> [Stated exercise] Copy out the rows from the line containing "Give bounding boxes" down to the line containing "y-tick-label: Minor Rehab", both of those lines included, without changing anything.

> [Dataset]
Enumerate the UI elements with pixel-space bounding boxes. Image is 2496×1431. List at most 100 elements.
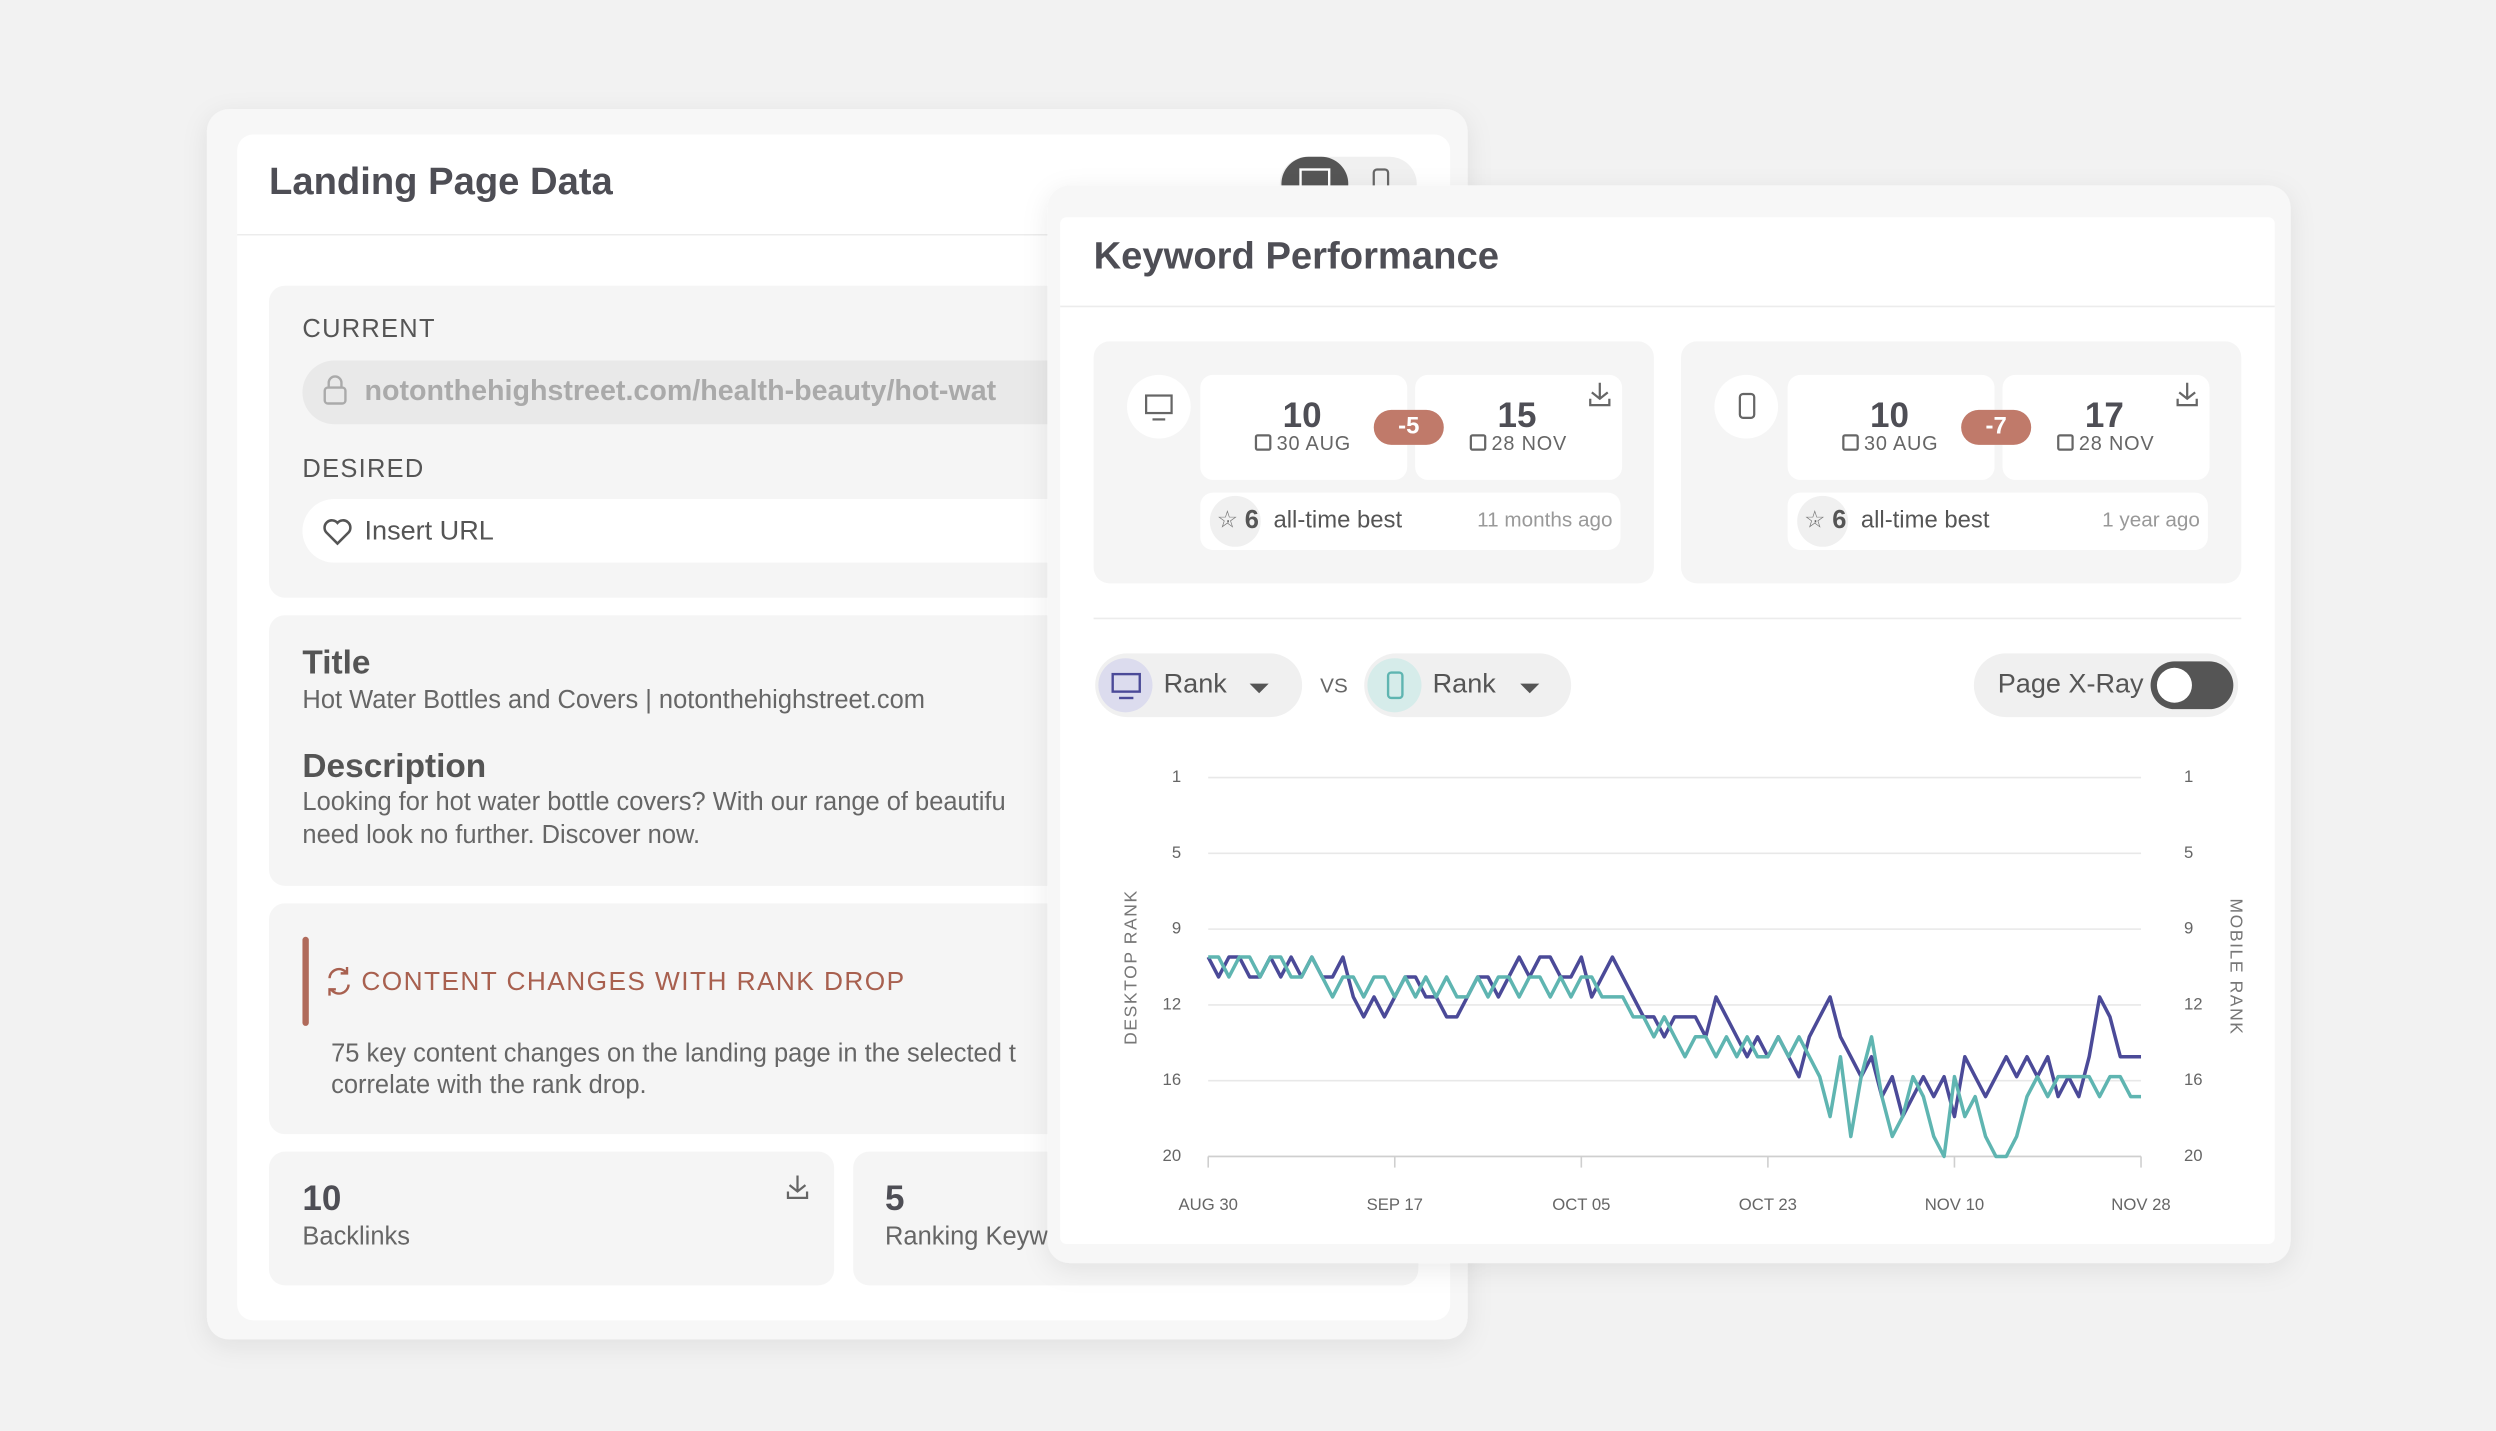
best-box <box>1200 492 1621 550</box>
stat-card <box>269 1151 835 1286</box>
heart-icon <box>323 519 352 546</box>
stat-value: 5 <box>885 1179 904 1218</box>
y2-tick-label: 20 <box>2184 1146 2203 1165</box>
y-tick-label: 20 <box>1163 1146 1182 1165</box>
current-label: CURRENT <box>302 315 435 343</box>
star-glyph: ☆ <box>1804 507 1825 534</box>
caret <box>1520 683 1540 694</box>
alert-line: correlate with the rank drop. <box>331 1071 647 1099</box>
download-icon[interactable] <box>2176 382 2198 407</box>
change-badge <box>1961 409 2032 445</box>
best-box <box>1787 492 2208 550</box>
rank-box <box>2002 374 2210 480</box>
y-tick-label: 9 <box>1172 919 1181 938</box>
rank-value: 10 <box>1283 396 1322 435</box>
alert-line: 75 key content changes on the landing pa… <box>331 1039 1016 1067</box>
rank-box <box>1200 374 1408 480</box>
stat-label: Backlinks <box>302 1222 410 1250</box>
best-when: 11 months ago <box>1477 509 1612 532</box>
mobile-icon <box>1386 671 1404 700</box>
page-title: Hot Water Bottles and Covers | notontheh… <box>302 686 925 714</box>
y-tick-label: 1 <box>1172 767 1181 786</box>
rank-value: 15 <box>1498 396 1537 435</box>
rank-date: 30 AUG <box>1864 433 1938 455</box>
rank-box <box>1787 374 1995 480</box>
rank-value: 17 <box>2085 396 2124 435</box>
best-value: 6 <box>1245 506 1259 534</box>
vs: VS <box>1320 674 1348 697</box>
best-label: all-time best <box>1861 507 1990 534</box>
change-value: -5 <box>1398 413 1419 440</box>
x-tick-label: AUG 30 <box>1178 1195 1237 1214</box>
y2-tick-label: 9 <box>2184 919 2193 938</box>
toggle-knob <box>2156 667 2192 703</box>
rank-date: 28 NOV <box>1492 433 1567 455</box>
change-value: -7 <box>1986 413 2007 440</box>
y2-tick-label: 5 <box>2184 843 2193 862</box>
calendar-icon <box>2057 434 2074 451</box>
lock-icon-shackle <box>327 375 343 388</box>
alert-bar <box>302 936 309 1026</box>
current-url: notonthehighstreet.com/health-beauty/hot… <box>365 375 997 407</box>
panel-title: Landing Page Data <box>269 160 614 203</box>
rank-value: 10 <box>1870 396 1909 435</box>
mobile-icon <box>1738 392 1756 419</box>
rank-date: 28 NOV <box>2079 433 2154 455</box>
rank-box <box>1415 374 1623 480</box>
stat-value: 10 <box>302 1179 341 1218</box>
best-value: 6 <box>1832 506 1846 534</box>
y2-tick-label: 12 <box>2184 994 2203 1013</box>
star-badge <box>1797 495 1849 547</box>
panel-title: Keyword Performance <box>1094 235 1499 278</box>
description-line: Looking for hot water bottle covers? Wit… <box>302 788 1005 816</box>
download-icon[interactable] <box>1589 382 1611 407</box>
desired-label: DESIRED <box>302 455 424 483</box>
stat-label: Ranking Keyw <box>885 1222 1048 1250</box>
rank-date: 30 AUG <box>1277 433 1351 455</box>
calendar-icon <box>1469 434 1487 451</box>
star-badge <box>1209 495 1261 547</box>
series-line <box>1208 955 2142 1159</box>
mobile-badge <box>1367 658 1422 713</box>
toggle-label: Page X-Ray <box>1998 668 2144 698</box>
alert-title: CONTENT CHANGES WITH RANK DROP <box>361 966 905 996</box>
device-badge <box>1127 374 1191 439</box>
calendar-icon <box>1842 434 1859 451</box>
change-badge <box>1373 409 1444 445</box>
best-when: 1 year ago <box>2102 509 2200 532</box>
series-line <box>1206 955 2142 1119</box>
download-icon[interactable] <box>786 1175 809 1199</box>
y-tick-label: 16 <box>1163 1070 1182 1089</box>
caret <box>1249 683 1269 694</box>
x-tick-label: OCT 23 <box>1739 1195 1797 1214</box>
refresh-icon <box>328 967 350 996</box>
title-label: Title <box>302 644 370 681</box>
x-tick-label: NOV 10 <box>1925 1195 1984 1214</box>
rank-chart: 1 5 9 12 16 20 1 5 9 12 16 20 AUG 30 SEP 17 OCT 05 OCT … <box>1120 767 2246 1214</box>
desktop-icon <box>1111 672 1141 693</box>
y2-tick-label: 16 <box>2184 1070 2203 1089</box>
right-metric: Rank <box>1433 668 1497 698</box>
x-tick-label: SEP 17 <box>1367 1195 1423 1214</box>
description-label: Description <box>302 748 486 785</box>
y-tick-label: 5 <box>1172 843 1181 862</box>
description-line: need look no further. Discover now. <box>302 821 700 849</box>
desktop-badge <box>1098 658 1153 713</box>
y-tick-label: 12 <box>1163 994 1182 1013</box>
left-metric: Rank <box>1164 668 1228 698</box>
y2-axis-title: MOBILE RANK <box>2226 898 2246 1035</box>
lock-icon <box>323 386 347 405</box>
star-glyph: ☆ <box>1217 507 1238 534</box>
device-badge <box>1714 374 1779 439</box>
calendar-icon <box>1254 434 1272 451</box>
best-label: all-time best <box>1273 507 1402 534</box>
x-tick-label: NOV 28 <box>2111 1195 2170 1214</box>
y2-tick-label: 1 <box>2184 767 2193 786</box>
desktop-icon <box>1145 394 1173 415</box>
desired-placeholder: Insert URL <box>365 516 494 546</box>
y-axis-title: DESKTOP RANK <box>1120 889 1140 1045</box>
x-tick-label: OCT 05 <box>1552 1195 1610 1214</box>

---

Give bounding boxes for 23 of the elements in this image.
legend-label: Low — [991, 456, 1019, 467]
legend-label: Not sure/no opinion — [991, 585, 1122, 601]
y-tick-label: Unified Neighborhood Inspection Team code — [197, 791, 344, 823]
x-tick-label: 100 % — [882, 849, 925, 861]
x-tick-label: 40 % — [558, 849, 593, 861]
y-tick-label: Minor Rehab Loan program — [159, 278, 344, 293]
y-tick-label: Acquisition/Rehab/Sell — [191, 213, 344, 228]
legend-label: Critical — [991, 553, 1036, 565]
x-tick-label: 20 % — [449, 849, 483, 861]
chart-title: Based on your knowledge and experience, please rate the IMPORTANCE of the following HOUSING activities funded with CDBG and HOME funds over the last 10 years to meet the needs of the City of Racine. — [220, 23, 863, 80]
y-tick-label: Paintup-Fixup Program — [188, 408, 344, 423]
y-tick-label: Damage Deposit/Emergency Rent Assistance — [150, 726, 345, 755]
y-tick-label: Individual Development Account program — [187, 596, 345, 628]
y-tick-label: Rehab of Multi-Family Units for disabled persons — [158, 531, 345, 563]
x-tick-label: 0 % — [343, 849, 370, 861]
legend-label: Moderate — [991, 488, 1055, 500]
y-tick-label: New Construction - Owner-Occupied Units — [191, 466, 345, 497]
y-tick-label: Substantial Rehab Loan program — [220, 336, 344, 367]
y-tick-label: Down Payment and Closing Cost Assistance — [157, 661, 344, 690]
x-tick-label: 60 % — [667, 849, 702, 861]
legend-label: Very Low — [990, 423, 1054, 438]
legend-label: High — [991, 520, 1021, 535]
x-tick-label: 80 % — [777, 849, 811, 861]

--

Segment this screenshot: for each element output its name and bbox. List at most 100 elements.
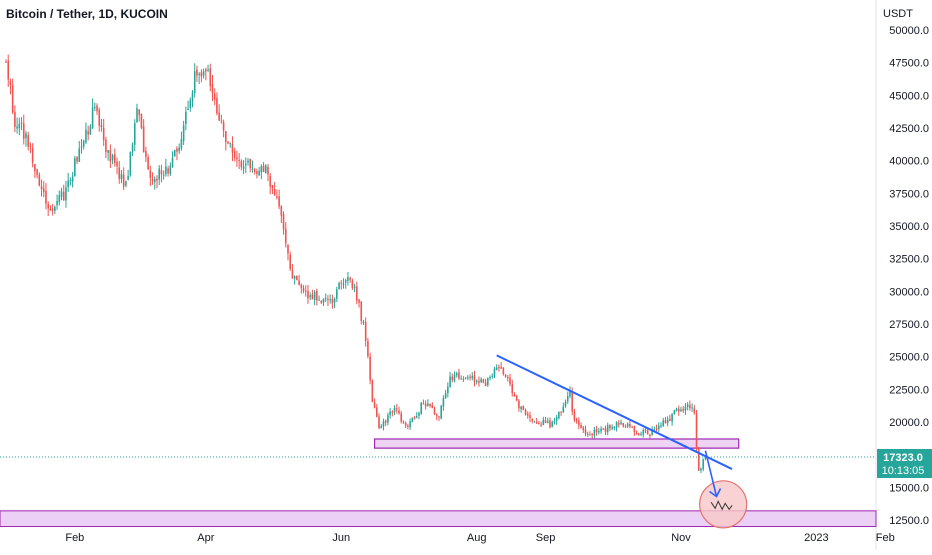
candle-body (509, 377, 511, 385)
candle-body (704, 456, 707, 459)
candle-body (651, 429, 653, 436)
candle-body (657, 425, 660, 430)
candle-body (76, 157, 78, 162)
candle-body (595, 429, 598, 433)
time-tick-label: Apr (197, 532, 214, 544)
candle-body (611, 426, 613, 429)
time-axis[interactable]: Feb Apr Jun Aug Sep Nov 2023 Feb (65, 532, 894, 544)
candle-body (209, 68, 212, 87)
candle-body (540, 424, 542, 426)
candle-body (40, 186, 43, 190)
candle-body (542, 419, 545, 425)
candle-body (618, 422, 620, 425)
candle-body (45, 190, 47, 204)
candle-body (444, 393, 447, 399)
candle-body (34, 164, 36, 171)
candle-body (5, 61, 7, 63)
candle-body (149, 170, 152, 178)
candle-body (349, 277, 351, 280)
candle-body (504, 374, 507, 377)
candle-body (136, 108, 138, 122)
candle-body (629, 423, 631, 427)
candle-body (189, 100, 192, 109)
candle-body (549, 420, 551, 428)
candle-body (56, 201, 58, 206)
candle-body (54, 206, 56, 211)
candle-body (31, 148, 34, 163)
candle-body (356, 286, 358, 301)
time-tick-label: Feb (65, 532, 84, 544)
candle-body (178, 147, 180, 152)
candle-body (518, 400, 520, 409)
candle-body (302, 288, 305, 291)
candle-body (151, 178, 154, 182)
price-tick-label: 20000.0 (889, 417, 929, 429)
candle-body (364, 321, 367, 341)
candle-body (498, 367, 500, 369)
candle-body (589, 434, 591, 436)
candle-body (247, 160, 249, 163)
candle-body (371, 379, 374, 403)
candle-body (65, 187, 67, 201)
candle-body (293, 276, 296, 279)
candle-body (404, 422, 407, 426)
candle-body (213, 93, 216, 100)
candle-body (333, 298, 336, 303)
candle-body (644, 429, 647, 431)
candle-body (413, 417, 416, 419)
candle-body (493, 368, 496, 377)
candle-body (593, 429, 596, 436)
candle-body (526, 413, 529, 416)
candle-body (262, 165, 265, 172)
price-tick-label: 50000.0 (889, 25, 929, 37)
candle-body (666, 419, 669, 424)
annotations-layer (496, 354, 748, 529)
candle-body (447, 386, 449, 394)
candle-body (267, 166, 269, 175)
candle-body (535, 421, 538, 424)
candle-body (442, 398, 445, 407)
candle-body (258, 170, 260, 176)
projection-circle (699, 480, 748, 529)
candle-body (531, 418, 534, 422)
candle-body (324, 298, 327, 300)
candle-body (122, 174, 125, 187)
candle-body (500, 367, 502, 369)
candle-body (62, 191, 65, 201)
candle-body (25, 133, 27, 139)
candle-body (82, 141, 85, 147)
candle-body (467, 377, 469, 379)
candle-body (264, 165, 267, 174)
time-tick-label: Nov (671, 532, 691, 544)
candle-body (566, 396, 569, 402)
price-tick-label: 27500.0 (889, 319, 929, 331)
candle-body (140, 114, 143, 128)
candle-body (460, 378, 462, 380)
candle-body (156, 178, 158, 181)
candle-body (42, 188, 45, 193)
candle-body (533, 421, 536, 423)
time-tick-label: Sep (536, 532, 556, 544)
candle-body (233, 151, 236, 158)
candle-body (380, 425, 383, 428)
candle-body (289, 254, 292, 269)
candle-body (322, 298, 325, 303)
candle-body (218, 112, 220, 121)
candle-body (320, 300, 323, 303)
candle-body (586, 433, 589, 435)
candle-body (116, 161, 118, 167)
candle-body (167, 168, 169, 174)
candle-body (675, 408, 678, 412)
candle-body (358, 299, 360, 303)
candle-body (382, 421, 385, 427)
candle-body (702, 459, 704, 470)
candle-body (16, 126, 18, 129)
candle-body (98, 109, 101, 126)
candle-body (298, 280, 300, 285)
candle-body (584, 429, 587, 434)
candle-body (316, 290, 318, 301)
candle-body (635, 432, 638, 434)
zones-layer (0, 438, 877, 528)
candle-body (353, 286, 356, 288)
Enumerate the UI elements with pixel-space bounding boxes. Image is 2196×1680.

> [Output below]
Give bounding boxes for 23 of the elements in this image.
legend-label: Low — [991, 456, 1019, 467]
legend-label: Not sure/no opinion — [991, 585, 1122, 601]
y-tick-label: Unified Neighborhood Inspection Team code — [197, 791, 344, 823]
x-tick-label: 100 % — [882, 849, 925, 861]
x-tick-label: 40 % — [558, 849, 593, 861]
y-tick-label: Minor Rehab Loan program — [159, 278, 344, 293]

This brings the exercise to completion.